Provided passage »
-=-=-
Why ICOs Will Revolutionize Crowdfunding

in #ico7 years ago (edited)

There is much debate within the cryptocurrency community about the validity of "ICOs" or "Initial Coin Offerings".

On the one hand, many assert that they are mechanisms to execute scams. On the other hand, there is the assertion that with the correct execution, ICOs could be a revolutionary mechanism to help crowdfunding quickly evolve into a main line directly into the vein of the free market.

I am of the mind that ICOs done correctly can be a revolutionary mechanism, and I will lay out my argument as to why:

What are "Initial Coin Offerings"?

Well, let's first articulate the difference between a "token" and a "security".

From Investopedia...What is a Security?

"What is a 'Security'
A security is a financial instrument that represents an ownership position in a publicly-traded corporation (stock), a creditor relationship with governmental body or a corporation (bond), or rights to ownership as represented by an option. A security is a fungible, negotiable financial instrument that represents some type of financial value. The company or entity that issues the security is known as the issuer.

BREAKING DOWN 'Security'
Securities are typically divided into debts and equities. A debt security represents money that is borrowed and must be repaid, with terms that define the amount borrowed, interest rate and maturity/renewal date. Debt securities include government and corporate bonds, certificates of deposit (CDs), preferred stock and collateralized securities (such as CDOs​ and CMOs​).

Equities represent ownership interest held by shareholders in a corporation, such as a stock. Unlike holders of debt securities who generally receive only interest and the repayment of the principal, holders of equity securities are able to profit from capital gains.

In the United States, the U.S. Securities and Exchange Commission (SEC) and other self-regulatory organizations (such as the Financial Industry Regulatory Authority (FINRA)) regulate the public offer and sale of securities.
-=-=-
Data provided »
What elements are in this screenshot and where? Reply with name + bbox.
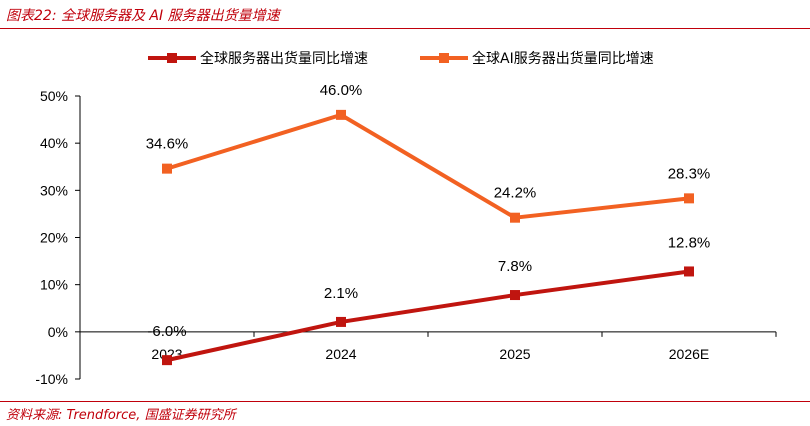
-=-=-
Please write out the crowdfunding post again, starting at "From Investopedia...What is" and stopping after "as the issuer.", and swap "issuer" for "issuing party".

Result below »
From Investopedia...What is a Security?

"What is a 'Security'
A security is a financial instrument that represents an ownership position in a publicly-traded corporation (stock), a creditor relationship with governmental body or a corporation (bond), or rights to ownership as represented by an option. A security is a fungible, negotiable financial instrument that represents some type of financial value. The company or entity that issues the security is known as the issuing party.